→ **Work to complete**:
Read the lines below and count those that have the word "DMARC". Respond with the number only.

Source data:

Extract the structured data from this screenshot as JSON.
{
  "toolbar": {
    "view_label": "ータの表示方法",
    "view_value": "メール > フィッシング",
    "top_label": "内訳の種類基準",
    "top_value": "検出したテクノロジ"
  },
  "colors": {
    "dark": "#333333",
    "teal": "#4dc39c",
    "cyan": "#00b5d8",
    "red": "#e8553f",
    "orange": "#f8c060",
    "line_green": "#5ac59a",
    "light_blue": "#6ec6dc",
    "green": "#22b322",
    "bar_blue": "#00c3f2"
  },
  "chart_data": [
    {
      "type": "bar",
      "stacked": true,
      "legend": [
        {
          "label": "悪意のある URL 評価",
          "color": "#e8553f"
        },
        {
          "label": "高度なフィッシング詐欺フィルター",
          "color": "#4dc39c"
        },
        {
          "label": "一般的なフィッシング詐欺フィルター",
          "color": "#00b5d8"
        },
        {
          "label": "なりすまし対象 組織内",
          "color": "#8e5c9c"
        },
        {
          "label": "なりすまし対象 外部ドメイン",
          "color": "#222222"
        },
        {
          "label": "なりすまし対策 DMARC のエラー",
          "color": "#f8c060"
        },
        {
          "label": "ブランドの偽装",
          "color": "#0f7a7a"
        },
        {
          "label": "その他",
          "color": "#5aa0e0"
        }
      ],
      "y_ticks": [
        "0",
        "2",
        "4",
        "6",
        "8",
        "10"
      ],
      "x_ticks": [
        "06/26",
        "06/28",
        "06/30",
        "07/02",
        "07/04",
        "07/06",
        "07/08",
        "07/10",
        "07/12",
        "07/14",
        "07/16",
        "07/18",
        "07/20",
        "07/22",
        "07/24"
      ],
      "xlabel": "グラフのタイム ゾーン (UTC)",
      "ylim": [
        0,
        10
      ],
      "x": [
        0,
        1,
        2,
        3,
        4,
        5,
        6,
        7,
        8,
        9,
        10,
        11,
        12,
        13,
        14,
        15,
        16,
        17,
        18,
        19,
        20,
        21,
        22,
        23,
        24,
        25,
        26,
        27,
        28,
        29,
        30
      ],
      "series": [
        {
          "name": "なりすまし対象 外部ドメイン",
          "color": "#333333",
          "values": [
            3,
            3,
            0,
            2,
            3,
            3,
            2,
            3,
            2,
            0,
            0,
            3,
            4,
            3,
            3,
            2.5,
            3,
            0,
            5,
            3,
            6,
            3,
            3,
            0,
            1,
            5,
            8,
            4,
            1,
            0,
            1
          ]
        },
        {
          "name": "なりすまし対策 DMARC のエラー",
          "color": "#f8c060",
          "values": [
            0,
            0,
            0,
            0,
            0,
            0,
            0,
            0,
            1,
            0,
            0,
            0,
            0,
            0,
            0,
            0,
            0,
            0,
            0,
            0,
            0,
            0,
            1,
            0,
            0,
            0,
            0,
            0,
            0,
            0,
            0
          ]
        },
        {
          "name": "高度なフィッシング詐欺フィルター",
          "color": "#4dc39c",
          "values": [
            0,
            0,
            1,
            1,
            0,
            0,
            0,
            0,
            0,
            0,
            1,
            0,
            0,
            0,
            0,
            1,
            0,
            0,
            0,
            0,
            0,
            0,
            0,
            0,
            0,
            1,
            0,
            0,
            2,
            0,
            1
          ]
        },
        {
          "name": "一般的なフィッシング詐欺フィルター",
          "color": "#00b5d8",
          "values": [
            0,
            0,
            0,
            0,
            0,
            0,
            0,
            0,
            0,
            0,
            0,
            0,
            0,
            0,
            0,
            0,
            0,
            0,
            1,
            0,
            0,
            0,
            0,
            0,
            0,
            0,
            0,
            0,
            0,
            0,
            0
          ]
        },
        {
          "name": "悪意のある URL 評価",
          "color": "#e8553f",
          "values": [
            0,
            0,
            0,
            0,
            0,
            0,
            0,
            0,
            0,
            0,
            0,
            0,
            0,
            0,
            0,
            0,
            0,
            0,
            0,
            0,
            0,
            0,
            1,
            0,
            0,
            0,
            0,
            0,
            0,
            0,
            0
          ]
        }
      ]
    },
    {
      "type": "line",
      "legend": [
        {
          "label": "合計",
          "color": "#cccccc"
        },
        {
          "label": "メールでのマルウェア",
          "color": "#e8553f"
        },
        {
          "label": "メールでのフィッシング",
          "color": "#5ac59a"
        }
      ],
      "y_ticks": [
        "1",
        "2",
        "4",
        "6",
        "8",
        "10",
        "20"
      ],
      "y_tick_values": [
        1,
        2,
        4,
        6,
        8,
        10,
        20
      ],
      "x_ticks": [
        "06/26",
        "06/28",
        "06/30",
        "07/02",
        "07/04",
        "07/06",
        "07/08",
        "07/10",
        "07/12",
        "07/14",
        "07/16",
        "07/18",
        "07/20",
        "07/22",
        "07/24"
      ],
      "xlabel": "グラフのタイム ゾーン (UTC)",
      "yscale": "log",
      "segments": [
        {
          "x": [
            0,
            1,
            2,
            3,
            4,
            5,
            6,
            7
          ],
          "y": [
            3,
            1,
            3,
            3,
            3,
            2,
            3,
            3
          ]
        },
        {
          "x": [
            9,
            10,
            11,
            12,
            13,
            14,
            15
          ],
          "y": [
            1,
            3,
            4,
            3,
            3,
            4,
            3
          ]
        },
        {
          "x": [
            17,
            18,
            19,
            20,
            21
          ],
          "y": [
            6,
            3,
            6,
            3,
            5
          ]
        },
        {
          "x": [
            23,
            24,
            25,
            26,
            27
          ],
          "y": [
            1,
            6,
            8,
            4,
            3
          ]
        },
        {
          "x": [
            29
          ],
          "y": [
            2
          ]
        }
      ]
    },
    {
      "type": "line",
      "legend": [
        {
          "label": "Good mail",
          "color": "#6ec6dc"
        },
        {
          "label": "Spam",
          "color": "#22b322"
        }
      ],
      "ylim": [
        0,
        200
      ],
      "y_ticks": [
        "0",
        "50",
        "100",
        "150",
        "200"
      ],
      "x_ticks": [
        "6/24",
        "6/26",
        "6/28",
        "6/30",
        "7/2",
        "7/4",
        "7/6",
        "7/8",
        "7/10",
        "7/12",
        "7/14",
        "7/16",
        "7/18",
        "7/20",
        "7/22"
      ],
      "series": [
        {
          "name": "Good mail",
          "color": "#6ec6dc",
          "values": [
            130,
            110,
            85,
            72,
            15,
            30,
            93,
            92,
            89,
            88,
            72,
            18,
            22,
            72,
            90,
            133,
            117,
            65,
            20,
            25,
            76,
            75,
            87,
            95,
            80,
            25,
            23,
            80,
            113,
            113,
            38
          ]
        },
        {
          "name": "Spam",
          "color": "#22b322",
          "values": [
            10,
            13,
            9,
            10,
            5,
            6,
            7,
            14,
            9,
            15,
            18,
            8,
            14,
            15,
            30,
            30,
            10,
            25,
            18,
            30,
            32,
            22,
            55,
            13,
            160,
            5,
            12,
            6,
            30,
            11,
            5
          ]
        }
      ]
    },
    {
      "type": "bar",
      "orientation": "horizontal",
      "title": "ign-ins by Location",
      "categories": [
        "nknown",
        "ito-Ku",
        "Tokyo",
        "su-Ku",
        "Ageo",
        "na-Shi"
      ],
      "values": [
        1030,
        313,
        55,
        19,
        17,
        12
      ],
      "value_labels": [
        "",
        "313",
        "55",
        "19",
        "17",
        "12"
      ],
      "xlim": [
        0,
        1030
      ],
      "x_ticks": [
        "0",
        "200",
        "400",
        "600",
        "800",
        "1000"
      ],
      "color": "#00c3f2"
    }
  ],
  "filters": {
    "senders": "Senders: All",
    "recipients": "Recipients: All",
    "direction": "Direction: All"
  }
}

→ **Worked solution**:
2